- **EXERCISE BRIEF**
Rewrite every one of the following items with "value-label" substituted for each occurrence of "data-label", leaving everything else unchanged.

[start]

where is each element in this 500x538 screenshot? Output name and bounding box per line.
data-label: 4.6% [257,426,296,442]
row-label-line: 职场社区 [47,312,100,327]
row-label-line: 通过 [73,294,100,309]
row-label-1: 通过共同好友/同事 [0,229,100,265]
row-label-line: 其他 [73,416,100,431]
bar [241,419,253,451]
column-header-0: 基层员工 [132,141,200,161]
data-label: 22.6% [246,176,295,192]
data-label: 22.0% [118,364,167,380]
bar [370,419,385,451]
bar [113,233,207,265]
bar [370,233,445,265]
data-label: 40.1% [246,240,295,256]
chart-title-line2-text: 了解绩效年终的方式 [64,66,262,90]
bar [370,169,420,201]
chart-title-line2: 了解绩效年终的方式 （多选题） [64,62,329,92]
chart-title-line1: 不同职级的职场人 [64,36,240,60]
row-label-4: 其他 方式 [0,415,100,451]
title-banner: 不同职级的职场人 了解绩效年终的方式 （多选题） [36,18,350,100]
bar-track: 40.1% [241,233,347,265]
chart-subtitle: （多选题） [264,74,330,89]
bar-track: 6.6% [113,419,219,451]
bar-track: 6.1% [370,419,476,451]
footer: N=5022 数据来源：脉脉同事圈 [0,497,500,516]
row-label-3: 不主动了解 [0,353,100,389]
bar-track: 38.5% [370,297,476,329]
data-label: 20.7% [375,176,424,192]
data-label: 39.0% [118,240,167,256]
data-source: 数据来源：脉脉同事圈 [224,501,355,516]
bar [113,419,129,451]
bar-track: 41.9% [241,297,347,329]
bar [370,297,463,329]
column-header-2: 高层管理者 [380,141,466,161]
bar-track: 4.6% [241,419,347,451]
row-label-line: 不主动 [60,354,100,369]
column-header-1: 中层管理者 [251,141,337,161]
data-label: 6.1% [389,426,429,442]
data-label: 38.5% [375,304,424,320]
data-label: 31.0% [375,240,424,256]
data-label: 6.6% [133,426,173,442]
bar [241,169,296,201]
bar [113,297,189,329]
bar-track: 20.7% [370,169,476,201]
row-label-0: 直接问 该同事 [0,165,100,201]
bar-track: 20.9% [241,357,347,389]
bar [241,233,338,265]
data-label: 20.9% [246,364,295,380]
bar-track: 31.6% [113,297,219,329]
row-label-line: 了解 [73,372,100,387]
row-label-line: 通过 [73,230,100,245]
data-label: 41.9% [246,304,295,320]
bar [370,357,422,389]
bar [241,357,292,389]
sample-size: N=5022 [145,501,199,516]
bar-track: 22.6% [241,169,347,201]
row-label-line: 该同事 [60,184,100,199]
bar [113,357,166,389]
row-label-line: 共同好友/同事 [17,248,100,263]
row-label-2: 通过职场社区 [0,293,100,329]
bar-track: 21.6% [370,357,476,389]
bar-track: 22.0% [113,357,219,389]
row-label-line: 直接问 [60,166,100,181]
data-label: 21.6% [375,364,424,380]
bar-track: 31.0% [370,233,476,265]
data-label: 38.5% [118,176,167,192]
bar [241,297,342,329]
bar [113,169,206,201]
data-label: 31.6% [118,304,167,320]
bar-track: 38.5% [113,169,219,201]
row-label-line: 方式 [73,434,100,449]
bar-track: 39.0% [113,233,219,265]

[end]

- **THE REPLY**
where is each element in this 500x538 screenshot? Output name and bounding box per line.
value-label: 4.6% [257,426,296,442]
row-label-line: 职场社区 [47,312,100,327]
row-label-line: 通过 [73,294,100,309]
row-label-1: 通过共同好友/同事 [0,229,100,265]
row-label-line: 其他 [73,416,100,431]
bar [241,419,253,451]
column-header-0: 基层员工 [132,141,200,161]
value-label: 22.6% [246,176,295,192]
value-label: 22.0% [118,364,167,380]
bar [370,419,385,451]
bar [113,233,207,265]
bar [370,233,445,265]
value-label: 40.1% [246,240,295,256]
chart-title-line2-text: 了解绩效年终的方式 [64,66,262,90]
bar [370,169,420,201]
chart-title-line2: 了解绩效年终的方式 （多选题） [64,62,329,92]
chart-title-line1: 不同职级的职场人 [64,36,240,60]
row-label-4: 其他 方式 [0,415,100,451]
title-banner: 不同职级的职场人 了解绩效年终的方式 （多选题） [36,18,350,100]
bar-track: 40.1% [241,233,347,265]
chart-subtitle: （多选题） [264,74,330,89]
bar-track: 6.6% [113,419,219,451]
bar-track: 6.1% [370,419,476,451]
footer: N=5022 数据来源：脉脉同事圈 [0,497,500,516]
row-label-3: 不主动了解 [0,353,100,389]
bar-track: 38.5% [370,297,476,329]
value-label: 20.7% [375,176,424,192]
value-label: 39.0% [118,240,167,256]
data-source: 数据来源：脉脉同事圈 [224,501,355,516]
bar [113,419,129,451]
bar-track: 41.9% [241,297,347,329]
bar [370,297,463,329]
column-header-2: 高层管理者 [380,141,466,161]
bar-track: 4.6% [241,419,347,451]
row-label-line: 不主动 [60,354,100,369]
column-header-1: 中层管理者 [251,141,337,161]
value-label: 6.1% [389,426,429,442]
value-label: 38.5% [375,304,424,320]
value-label: 31.0% [375,240,424,256]
value-label: 6.6% [133,426,173,442]
bar [241,169,296,201]
bar [113,297,189,329]
bar-track: 20.7% [370,169,476,201]
row-label-0: 直接问 该同事 [0,165,100,201]
bar-track: 20.9% [241,357,347,389]
bar [241,233,338,265]
value-label: 20.9% [246,364,295,380]
bar-track: 31.6% [113,297,219,329]
row-label-line: 了解 [73,372,100,387]
row-label-line: 通过 [73,230,100,245]
value-label: 41.9% [246,304,295,320]
bar [370,357,422,389]
bar [241,357,292,389]
sample-size: N=5022 [145,501,199,516]
bar-track: 22.6% [241,169,347,201]
row-label-line: 该同事 [60,184,100,199]
bar [113,357,166,389]
row-label-line: 共同好友/同事 [17,248,100,263]
row-label-2: 通过职场社区 [0,293,100,329]
bar-track: 21.6% [370,357,476,389]
bar-track: 22.0% [113,357,219,389]
row-label-line: 直接问 [60,166,100,181]
value-label: 21.6% [375,364,424,380]
bar-track: 31.0% [370,233,476,265]
value-label: 38.5% [118,176,167,192]
bar [241,297,342,329]
bar [113,169,206,201]
value-label: 31.6% [118,304,167,320]
bar-track: 38.5% [113,169,219,201]
row-label-line: 方式 [73,434,100,449]
bar-track: 39.0% [113,233,219,265]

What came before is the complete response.